Written exercise:
Count lines with "Death" in them. Report only the total.

Record list:

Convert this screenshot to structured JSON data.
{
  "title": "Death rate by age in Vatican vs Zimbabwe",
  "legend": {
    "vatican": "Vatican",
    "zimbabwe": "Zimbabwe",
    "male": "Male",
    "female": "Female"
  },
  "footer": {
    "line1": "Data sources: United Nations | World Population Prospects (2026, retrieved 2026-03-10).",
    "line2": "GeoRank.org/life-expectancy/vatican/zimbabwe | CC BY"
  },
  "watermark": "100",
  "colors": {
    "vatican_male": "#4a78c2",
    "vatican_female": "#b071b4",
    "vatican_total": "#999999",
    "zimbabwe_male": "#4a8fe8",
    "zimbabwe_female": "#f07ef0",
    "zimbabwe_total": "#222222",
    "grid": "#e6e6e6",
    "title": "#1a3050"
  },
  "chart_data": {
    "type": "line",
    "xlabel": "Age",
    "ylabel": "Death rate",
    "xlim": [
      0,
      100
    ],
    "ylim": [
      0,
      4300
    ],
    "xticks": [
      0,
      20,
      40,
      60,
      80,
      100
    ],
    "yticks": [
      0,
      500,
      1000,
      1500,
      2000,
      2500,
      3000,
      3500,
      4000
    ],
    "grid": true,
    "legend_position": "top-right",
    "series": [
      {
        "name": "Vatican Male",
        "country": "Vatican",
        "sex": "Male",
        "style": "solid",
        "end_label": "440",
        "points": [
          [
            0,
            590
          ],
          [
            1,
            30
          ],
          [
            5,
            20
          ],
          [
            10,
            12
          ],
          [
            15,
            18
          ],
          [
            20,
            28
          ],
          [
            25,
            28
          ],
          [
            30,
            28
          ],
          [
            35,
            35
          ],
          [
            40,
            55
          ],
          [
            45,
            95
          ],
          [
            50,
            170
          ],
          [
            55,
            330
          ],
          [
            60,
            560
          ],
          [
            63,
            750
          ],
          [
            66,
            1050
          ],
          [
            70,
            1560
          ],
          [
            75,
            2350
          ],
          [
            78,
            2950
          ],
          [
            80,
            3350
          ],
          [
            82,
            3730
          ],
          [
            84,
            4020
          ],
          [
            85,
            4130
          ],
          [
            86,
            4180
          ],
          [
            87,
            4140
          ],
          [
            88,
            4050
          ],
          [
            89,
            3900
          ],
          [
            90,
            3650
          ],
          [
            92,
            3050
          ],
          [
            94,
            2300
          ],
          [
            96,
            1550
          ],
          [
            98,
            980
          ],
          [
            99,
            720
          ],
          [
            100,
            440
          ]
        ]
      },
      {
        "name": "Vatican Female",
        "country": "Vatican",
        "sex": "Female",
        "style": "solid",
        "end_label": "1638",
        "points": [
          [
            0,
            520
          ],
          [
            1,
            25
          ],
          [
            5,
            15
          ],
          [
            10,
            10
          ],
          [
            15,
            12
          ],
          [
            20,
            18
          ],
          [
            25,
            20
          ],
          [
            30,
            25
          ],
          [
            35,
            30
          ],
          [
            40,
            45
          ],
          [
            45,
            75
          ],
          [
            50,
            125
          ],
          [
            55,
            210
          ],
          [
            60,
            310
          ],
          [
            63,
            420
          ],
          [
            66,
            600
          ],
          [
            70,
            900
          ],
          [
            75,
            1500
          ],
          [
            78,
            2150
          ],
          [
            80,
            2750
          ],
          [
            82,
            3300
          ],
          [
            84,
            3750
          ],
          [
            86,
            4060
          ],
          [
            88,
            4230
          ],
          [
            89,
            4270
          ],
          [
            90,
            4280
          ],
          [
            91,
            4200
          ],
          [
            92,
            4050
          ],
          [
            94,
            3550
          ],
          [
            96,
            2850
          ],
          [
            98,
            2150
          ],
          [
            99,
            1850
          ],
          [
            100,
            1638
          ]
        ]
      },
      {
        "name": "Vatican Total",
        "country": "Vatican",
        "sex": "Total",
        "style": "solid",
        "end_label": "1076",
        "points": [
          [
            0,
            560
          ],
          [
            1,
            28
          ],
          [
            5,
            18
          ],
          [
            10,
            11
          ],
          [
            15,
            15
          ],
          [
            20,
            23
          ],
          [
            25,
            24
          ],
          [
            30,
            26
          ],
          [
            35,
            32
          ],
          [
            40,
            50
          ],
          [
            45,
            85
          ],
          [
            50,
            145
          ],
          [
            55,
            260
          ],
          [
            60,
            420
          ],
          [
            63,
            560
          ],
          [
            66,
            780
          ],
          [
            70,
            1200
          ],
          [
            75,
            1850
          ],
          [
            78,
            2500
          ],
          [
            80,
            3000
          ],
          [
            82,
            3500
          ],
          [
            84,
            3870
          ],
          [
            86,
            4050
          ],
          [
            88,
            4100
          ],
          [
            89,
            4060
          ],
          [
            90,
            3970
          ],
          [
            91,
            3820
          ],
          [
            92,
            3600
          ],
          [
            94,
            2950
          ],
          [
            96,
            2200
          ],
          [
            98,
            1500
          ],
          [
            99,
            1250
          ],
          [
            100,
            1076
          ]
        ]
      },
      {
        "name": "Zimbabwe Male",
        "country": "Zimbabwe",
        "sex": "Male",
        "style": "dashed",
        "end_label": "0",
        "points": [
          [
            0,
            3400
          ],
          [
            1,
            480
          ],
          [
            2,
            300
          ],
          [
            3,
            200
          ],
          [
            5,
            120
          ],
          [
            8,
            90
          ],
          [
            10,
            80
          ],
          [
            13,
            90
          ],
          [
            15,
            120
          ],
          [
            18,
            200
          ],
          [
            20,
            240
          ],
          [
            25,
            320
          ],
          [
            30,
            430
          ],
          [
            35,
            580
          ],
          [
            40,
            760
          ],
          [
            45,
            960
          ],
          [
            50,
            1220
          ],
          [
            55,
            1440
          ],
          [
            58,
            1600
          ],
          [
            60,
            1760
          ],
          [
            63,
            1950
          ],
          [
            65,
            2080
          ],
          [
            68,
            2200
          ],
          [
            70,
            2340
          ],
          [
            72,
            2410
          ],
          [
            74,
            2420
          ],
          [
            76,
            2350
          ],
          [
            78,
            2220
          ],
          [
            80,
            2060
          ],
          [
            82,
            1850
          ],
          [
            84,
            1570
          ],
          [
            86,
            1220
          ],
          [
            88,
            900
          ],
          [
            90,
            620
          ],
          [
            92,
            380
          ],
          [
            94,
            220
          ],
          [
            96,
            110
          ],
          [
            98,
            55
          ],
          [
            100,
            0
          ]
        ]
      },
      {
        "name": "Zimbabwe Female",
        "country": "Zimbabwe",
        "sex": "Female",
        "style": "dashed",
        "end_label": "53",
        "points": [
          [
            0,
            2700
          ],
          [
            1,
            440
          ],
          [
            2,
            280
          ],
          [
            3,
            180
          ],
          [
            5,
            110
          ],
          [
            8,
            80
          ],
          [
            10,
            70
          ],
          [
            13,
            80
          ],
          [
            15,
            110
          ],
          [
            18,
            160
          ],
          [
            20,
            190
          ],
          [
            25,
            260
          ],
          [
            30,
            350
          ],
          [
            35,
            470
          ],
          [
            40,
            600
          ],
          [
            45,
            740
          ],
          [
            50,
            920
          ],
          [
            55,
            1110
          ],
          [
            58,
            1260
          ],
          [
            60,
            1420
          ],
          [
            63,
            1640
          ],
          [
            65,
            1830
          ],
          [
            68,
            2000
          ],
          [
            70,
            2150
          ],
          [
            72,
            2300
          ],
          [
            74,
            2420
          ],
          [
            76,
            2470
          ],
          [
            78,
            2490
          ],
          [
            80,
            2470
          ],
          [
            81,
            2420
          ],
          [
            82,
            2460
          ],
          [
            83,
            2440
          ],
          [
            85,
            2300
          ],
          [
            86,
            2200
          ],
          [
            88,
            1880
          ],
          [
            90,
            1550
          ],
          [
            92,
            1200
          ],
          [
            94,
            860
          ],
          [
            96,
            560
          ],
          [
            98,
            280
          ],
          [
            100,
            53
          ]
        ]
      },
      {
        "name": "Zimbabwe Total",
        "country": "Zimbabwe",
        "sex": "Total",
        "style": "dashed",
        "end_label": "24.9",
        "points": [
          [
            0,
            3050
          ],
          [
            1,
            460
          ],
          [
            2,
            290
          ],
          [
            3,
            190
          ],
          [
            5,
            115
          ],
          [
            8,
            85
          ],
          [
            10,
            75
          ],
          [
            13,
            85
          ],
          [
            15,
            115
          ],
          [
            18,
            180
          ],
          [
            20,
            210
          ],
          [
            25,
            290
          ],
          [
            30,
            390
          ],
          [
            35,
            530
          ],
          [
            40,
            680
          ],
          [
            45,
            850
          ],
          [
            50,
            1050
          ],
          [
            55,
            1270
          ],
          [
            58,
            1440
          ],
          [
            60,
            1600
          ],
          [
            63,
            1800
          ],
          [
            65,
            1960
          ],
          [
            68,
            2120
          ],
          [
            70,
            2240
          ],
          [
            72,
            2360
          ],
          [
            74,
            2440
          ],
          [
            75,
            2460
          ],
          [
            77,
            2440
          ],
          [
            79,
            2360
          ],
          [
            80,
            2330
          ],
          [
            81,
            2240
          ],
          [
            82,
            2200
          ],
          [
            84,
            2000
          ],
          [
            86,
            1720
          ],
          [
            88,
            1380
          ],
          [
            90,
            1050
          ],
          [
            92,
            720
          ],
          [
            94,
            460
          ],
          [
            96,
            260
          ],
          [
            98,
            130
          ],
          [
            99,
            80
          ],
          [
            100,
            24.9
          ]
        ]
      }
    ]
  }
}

Task response:
2